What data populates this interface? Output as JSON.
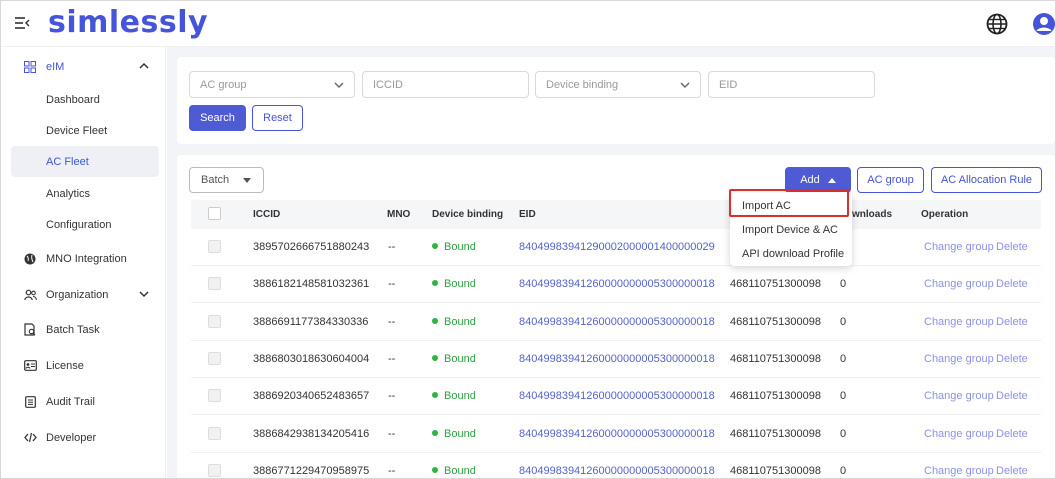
{
  "header": {
    "logo": "simlessly",
    "menu_icon": "menu-collapse-icon",
    "globe_icon": "globe-icon",
    "user_icon": "user-icon"
  },
  "sidebar": {
    "items": [
      {
        "label": "eIM",
        "icon": "grid-icon",
        "expanded": true
      },
      {
        "label": "Dashboard"
      },
      {
        "label": "Device Fleet"
      },
      {
        "label": "AC Fleet",
        "active": true
      },
      {
        "label": "Analytics"
      },
      {
        "label": "Configuration"
      },
      {
        "label": "MNO Integration",
        "icon": "globe-icon"
      },
      {
        "label": "Organization",
        "icon": "people-icon",
        "expanded": false
      },
      {
        "label": "Batch Task",
        "icon": "task-icon"
      },
      {
        "label": "License",
        "icon": "license-icon"
      },
      {
        "label": "Audit Trail",
        "icon": "list-icon"
      },
      {
        "label": "Developer",
        "icon": "code-icon"
      }
    ]
  },
  "filters": {
    "ac_group_placeholder": "AC group",
    "iccid_placeholder": "ICCID",
    "device_binding_placeholder": "Device binding",
    "eid_placeholder": "EID",
    "search_label": "Search",
    "reset_label": "Reset"
  },
  "toolbar": {
    "batch_label": "Batch",
    "add_label": "Add",
    "ac_group_label": "AC group",
    "allocation_rule_label": "AC Allocation Rule"
  },
  "add_menu": {
    "items": [
      "Import AC",
      "Import Device & AC",
      "API download Profile"
    ],
    "highlighted": "Import AC"
  },
  "table": {
    "columns": [
      "ICCID",
      "MNO",
      "Device binding",
      "EID",
      "wnloads",
      "Operation"
    ],
    "rows": [
      {
        "iccid": "3895702666751880243",
        "mno": "--",
        "binding": "Bound",
        "eid": "84049983941290002000001400000029",
        "col5": "",
        "downloads": "",
        "op1": "Change group",
        "op2": "Delete"
      },
      {
        "iccid": "3886182148581032361",
        "mno": "--",
        "binding": "Bound",
        "eid": "84049983941260000000005300000018",
        "col5": "468110751300098",
        "downloads": "0",
        "op1": "Change group",
        "op2": "Delete"
      },
      {
        "iccid": "3886691177384330336",
        "mno": "--",
        "binding": "Bound",
        "eid": "84049983941260000000005300000018",
        "col5": "468110751300098",
        "downloads": "0",
        "op1": "Change group",
        "op2": "Delete"
      },
      {
        "iccid": "3886803018630604004",
        "mno": "--",
        "binding": "Bound",
        "eid": "84049983941260000000005300000018",
        "col5": "468110751300098",
        "downloads": "0",
        "op1": "Change group",
        "op2": "Delete"
      },
      {
        "iccid": "3886920340652483657",
        "mno": "--",
        "binding": "Bound",
        "eid": "84049983941260000000005300000018",
        "col5": "468110751300098",
        "downloads": "0",
        "op1": "Change group",
        "op2": "Delete"
      },
      {
        "iccid": "3886842938134205416",
        "mno": "--",
        "binding": "Bound",
        "eid": "84049983941260000000005300000018",
        "col5": "468110751300098",
        "downloads": "0",
        "op1": "Change group",
        "op2": "Delete"
      },
      {
        "iccid": "3886771229470958975",
        "mno": "--",
        "binding": "Bound",
        "eid": "84049983941260000000005300000018",
        "col5": "468110751300098",
        "downloads": "0",
        "op1": "Change group",
        "op2": "Delete"
      }
    ]
  },
  "colors": {
    "primary": "#4f5bd5",
    "bound": "#2fb344",
    "highlight_box": "#d9302c",
    "active_bg": "#eef0f6"
  }
}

__Work instructions__
Send back the data above word for word, with the pictures left out.

__Solution to the exercise__
What data populates this interface? Output as JSON.
{
  "header": {
    "logo": "simlessly",
    "menu_icon": "menu-collapse-icon",
    "globe_icon": "globe-icon",
    "user_icon": "user-icon"
  },
  "sidebar": {
    "items": [
      {
        "label": "eIM",
        "icon": "grid-icon",
        "expanded": true
      },
      {
        "label": "Dashboard"
      },
      {
        "label": "Device Fleet"
      },
      {
        "label": "AC Fleet",
        "active": true
      },
      {
        "label": "Analytics"
      },
      {
        "label": "Configuration"
      },
      {
        "label": "MNO Integration",
        "icon": "globe-icon"
      },
      {
        "label": "Organization",
        "icon": "people-icon",
        "expanded": false
      },
      {
        "label": "Batch Task",
        "icon": "task-icon"
      },
      {
        "label": "License",
        "icon": "license-icon"
      },
      {
        "label": "Audit Trail",
        "icon": "list-icon"
      },
      {
        "label": "Developer",
        "icon": "code-icon"
      }
    ]
  },
  "filters": {
    "ac_group_placeholder": "AC group",
    "iccid_placeholder": "ICCID",
    "device_binding_placeholder": "Device binding",
    "eid_placeholder": "EID",
    "search_label": "Search",
    "reset_label": "Reset"
  },
  "toolbar": {
    "batch_label": "Batch",
    "add_label": "Add",
    "ac_group_label": "AC group",
    "allocation_rule_label": "AC Allocation Rule"
  },
  "add_menu": {
    "items": [
      "Import AC",
      "Import Device & AC",
      "API download Profile"
    ],
    "highlighted": "Import AC"
  },
  "table": {
    "columns": [
      "ICCID",
      "MNO",
      "Device binding",
      "EID",
      "wnloads",
      "Operation"
    ],
    "rows": [
      {
        "iccid": "3895702666751880243",
        "mno": "--",
        "binding": "Bound",
        "eid": "84049983941290002000001400000029",
        "col5": "",
        "downloads": "",
        "op1": "Change group",
        "op2": "Delete"
      },
      {
        "iccid": "3886182148581032361",
        "mno": "--",
        "binding": "Bound",
        "eid": "84049983941260000000005300000018",
        "col5": "468110751300098",
        "downloads": "0",
        "op1": "Change group",
        "op2": "Delete"
      },
      {
        "iccid": "3886691177384330336",
        "mno": "--",
        "binding": "Bound",
        "eid": "84049983941260000000005300000018",
        "col5": "468110751300098",
        "downloads": "0",
        "op1": "Change group",
        "op2": "Delete"
      },
      {
        "iccid": "3886803018630604004",
        "mno": "--",
        "binding": "Bound",
        "eid": "84049983941260000000005300000018",
        "col5": "468110751300098",
        "downloads": "0",
        "op1": "Change group",
        "op2": "Delete"
      },
      {
        "iccid": "3886920340652483657",
        "mno": "--",
        "binding": "Bound",
        "eid": "84049983941260000000005300000018",
        "col5": "468110751300098",
        "downloads": "0",
        "op1": "Change group",
        "op2": "Delete"
      },
      {
        "iccid": "3886842938134205416",
        "mno": "--",
        "binding": "Bound",
        "eid": "84049983941260000000005300000018",
        "col5": "468110751300098",
        "downloads": "0",
        "op1": "Change group",
        "op2": "Delete"
      },
      {
        "iccid": "3886771229470958975",
        "mno": "--",
        "binding": "Bound",
        "eid": "84049983941260000000005300000018",
        "col5": "468110751300098",
        "downloads": "0",
        "op1": "Change group",
        "op2": "Delete"
      }
    ]
  },
  "colors": {
    "primary": "#4f5bd5",
    "bound": "#2fb344",
    "highlight_box": "#d9302c",
    "active_bg": "#eef0f6"
  }
}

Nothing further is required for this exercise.